- GOAL:
Without the pictures, write out all the lines below exactly as they appear.

- ROWS:

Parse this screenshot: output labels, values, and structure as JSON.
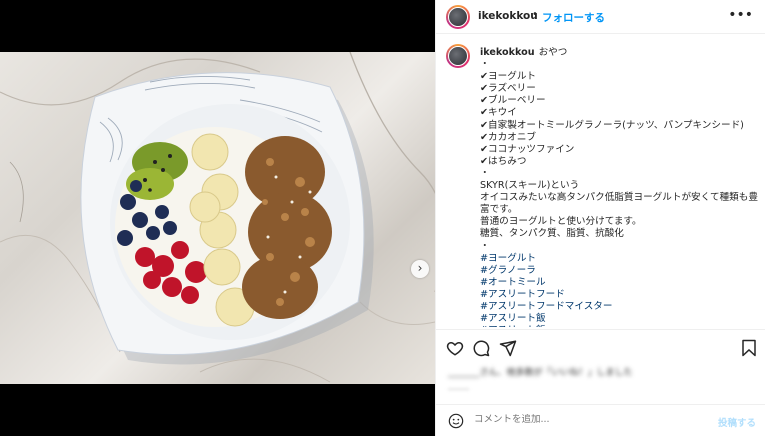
{
  "post": {
    "username": "ikekokkou",
    "separator": "•",
    "follow_label": "フォローする",
    "more_icon": "more-horizontal-icon"
  },
  "caption": {
    "username": "ikekokkou",
    "lines": [
      "おやつ",
      "・",
      "✔ヨーグルト",
      "✔ラズベリー",
      "✔ブルーベリー",
      "✔キウイ",
      "✔自家製オートミールグラノーラ(ナッツ、パンプキンシード)",
      "✔カカオニブ",
      "✔ココナッツファイン",
      "✔はちみつ",
      "・",
      "SKYR(スキール)という",
      "オイコスみたいな高タンパク低脂質ヨーグルトが安くて種類も豊富です。",
      "普通のヨーグルトと使い分けてます。",
      "糖質、タンパク質、脂質、抗酸化",
      "・"
    ],
    "hashtags": [
      "#ヨーグルト",
      "#グラノーラ",
      "#オートミール",
      "#アスリートフード",
      "#アスリートフードマイスター",
      "#アスリート飯",
      "#アスリート飯"
    ]
  },
  "actions": {
    "like_icon": "heart-icon",
    "comment_icon": "comment-icon",
    "share_icon": "share-icon",
    "save_icon": "bookmark-icon"
  },
  "likes_text": "_______さん、他多数が「いいね！」しました",
  "date_text": "______",
  "comment": {
    "placeholder": "コメントを追加...",
    "post_label": "投稿する",
    "emoji_icon": "emoji-icon"
  },
  "media": {
    "next_icon": "chevron-right-icon"
  }
}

- ANSWER TO THIS EXERCISE:
Parse this screenshot: output labels, values, and structure as JSON.
{
  "post": {
    "username": "ikekokkou",
    "separator": "•",
    "follow_label": "フォローする",
    "more_icon": "more-horizontal-icon"
  },
  "caption": {
    "username": "ikekokkou",
    "lines": [
      "おやつ",
      "・",
      "✔ヨーグルト",
      "✔ラズベリー",
      "✔ブルーベリー",
      "✔キウイ",
      "✔自家製オートミールグラノーラ(ナッツ、パンプキンシード)",
      "✔カカオニブ",
      "✔ココナッツファイン",
      "✔はちみつ",
      "・",
      "SKYR(スキール)という",
      "オイコスみたいな高タンパク低脂質ヨーグルトが安くて種類も豊富です。",
      "普通のヨーグルトと使い分けてます。",
      "糖質、タンパク質、脂質、抗酸化",
      "・"
    ],
    "hashtags": [
      "#ヨーグルト",
      "#グラノーラ",
      "#オートミール",
      "#アスリートフード",
      "#アスリートフードマイスター",
      "#アスリート飯",
      "#アスリート飯"
    ]
  },
  "actions": {
    "like_icon": "heart-icon",
    "comment_icon": "comment-icon",
    "share_icon": "share-icon",
    "save_icon": "bookmark-icon"
  },
  "likes_text": "_______さん、他多数が「いいね！」しました",
  "date_text": "______",
  "comment": {
    "placeholder": "コメントを追加...",
    "post_label": "投稿する",
    "emoji_icon": "emoji-icon"
  },
  "media": {
    "next_icon": "chevron-right-icon"
  }
}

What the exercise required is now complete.